GIVEN REQUEST
Each record below should be output verbatim, without pictures.

PROVIDED INFORMATION
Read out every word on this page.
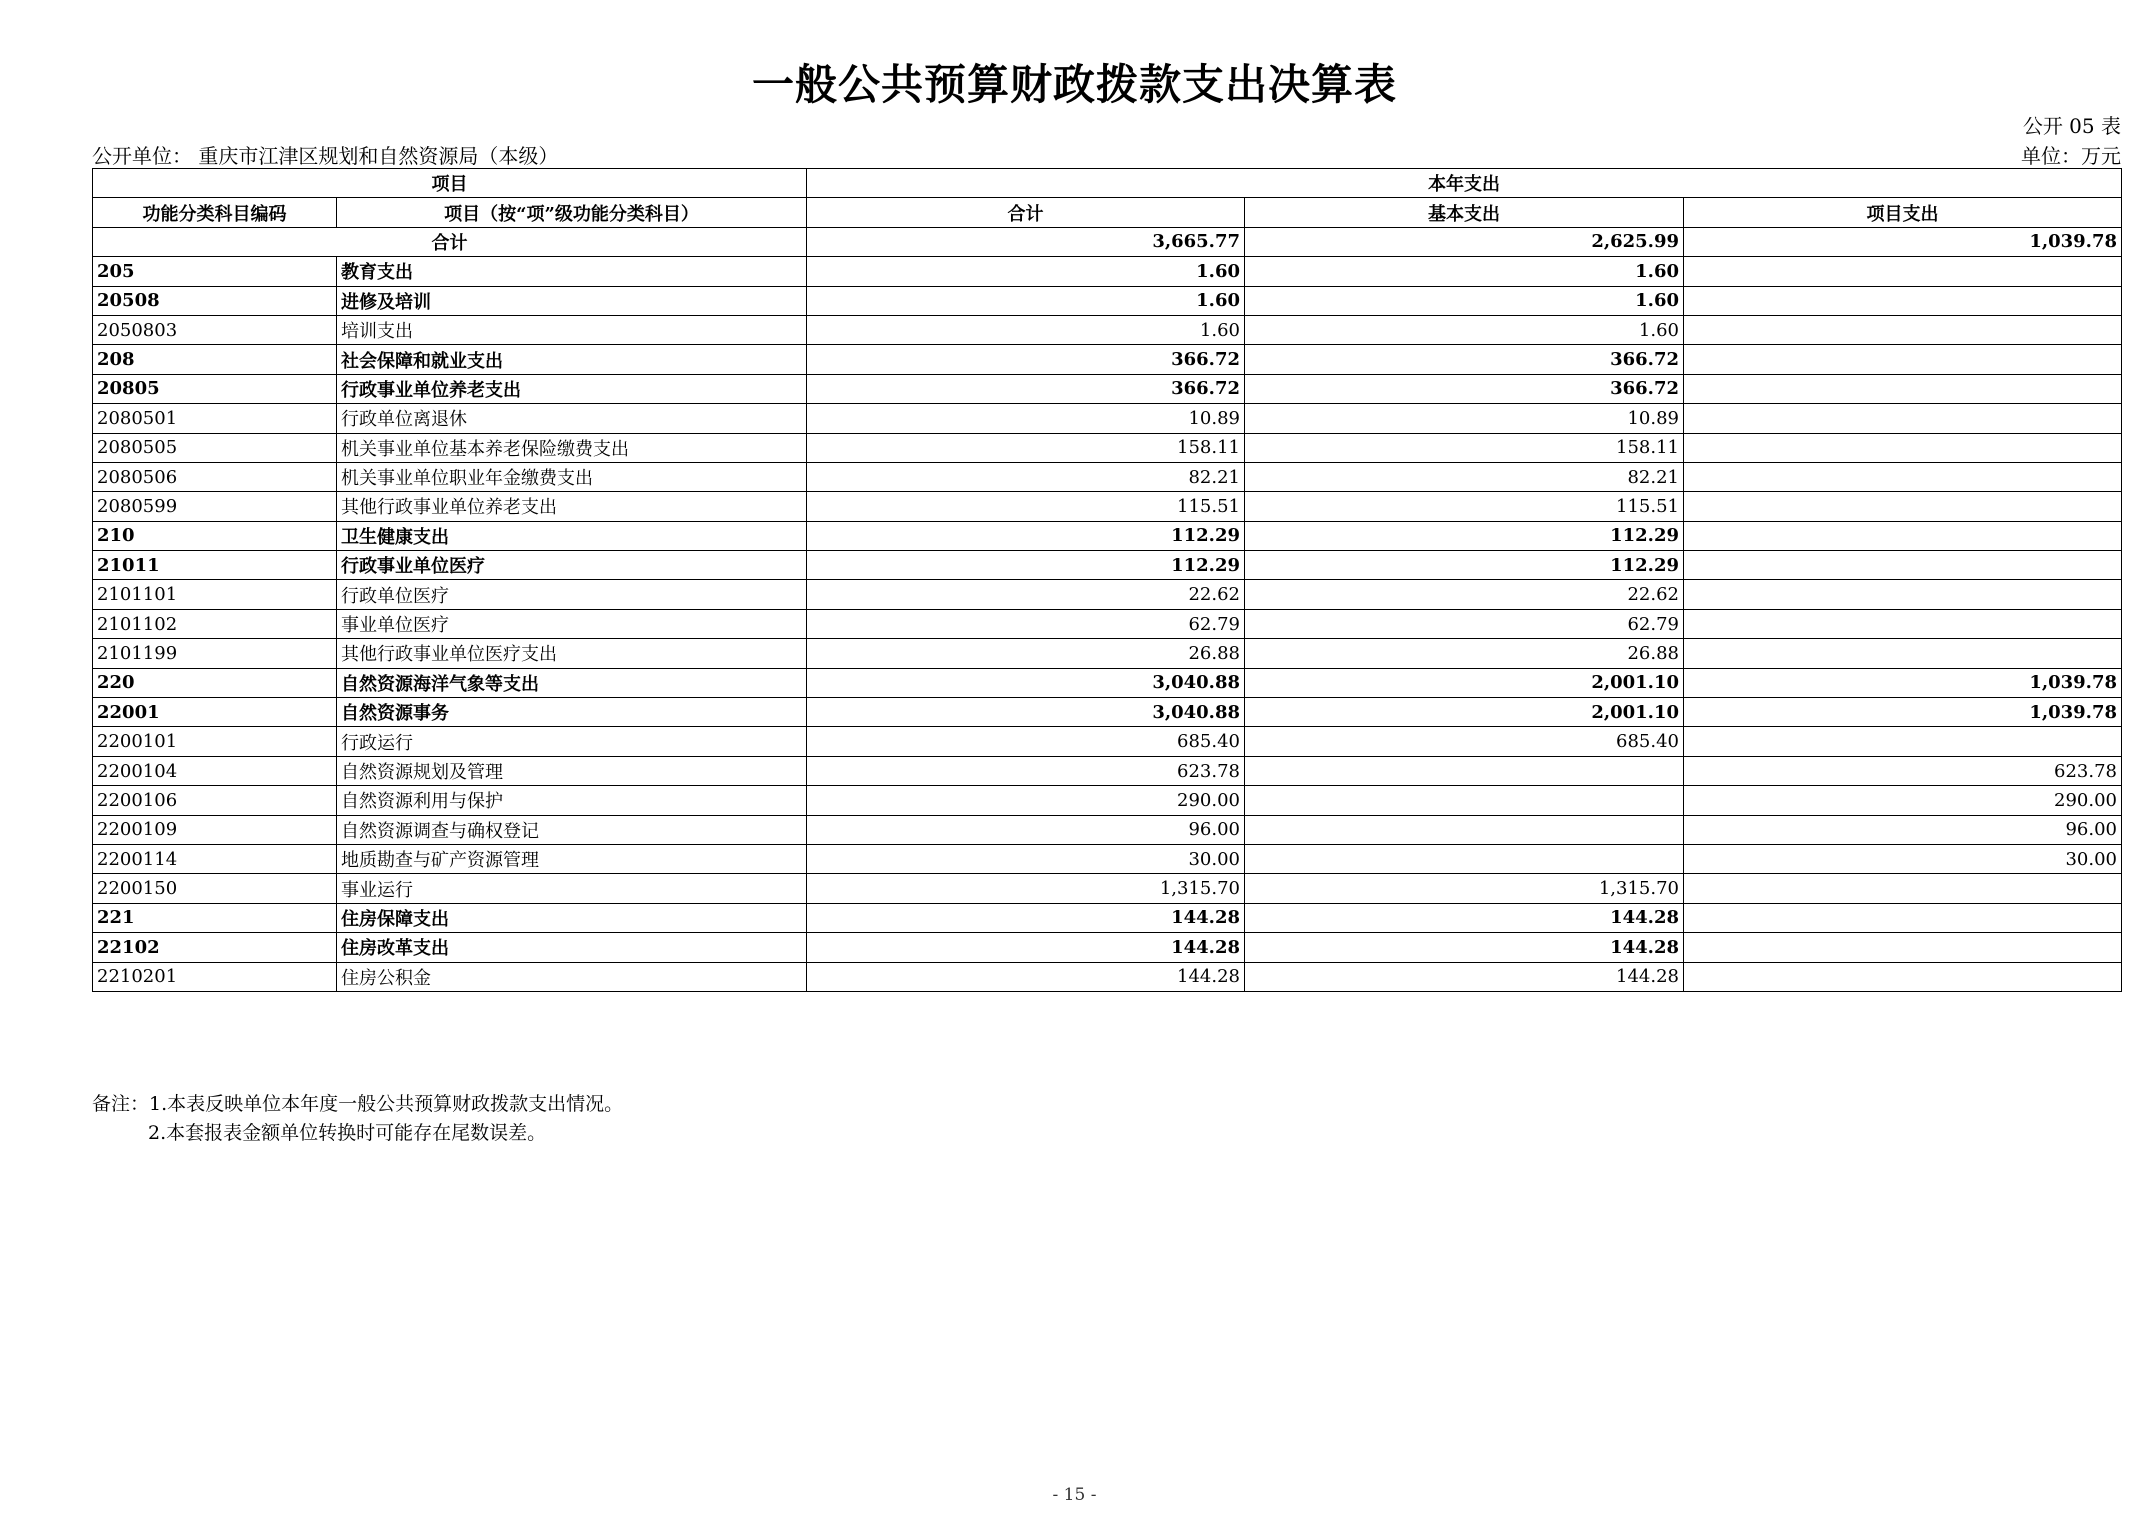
一般公共预算财政拨款支出决算表
公开 05 表
公开单位： 重庆市江津区规划和自然资源局（本级）	单位：万元
项目		本年支出		
功能分类科目编码	项目（按“项”级功能分类科目）	合计	基本支出	项目支出
合计		3,665.77	2,625.99	1,039.78
205	教育支出	1.60	1.60	
20508	进修及培训	1.60	1.60	
2050803	培训支出	1.60	1.60	
208	社会保障和就业支出	366.72	366.72	
20805	行政事业单位养老支出	366.72	366.72	
2080501	行政单位离退休	10.89	10.89	
2080505	机关事业单位基本养老保险缴费支出	158.11	158.11	
2080506	机关事业单位职业年金缴费支出	82.21	82.21	
2080599	其他行政事业单位养老支出	115.51	115.51	
210	卫生健康支出	112.29	112.29	
21011	行政事业单位医疗	112.29	112.29	
2101101	行政单位医疗	22.62	22.62	
2101102	事业单位医疗	62.79	62.79	
2101199	其他行政事业单位医疗支出	26.88	26.88	
220	自然资源海洋气象等支出	3,040.88	2,001.10	1,039.78
22001	自然资源事务	3,040.88	2,001.10	1,039.78
2200101	行政运行	685.40	685.40	
2200104	自然资源规划及管理	623.78		623.78
2200106	自然资源利用与保护	290.00		290.00
2200109	自然资源调查与确权登记	96.00		96.00
2200114	地质勘查与矿产资源管理	30.00		30.00
2200150	事业运行	1,315.70	1,315.70	
221	住房保障支出	144.28	144.28	
22102	住房改革支出	144.28	144.28	
2210201	住房公积金	144.28	144.28	
备注：1.本表反映单位本年度一般公共预算财政拨款支出情况。
2.本套报表金额单位转换时可能存在尾数误差。
- 15 -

RESULT OF THE TASK
Read out every word on this page.
一般公共预算财政拨款支出决算表
公开 05 表
公开单位： 重庆市江津区规划和自然资源局（本级）	单位：万元
项目		本年支出		
功能分类科目编码	项目（按“项”级功能分类科目）	合计	基本支出	项目支出
合计		3,665.77	2,625.99	1,039.78
205	教育支出	1.60	1.60	
20508	进修及培训	1.60	1.60	
2050803	培训支出	1.60	1.60	
208	社会保障和就业支出	366.72	366.72	
20805	行政事业单位养老支出	366.72	366.72	
2080501	行政单位离退休	10.89	10.89	
2080505	机关事业单位基本养老保险缴费支出	158.11	158.11	
2080506	机关事业单位职业年金缴费支出	82.21	82.21	
2080599	其他行政事业单位养老支出	115.51	115.51	
210	卫生健康支出	112.29	112.29	
21011	行政事业单位医疗	112.29	112.29	
2101101	行政单位医疗	22.62	22.62	
2101102	事业单位医疗	62.79	62.79	
2101199	其他行政事业单位医疗支出	26.88	26.88	
220	自然资源海洋气象等支出	3,040.88	2,001.10	1,039.78
22001	自然资源事务	3,040.88	2,001.10	1,039.78
2200101	行政运行	685.40	685.40	
2200104	自然资源规划及管理	623.78		623.78
2200106	自然资源利用与保护	290.00		290.00
2200109	自然资源调查与确权登记	96.00		96.00
2200114	地质勘查与矿产资源管理	30.00		30.00
2200150	事业运行	1,315.70	1,315.70	
221	住房保障支出	144.28	144.28	
22102	住房改革支出	144.28	144.28	
2210201	住房公积金	144.28	144.28	
备注：1.本表反映单位本年度一般公共预算财政拨款支出情况。
2.本套报表金额单位转换时可能存在尾数误差。
- 15 -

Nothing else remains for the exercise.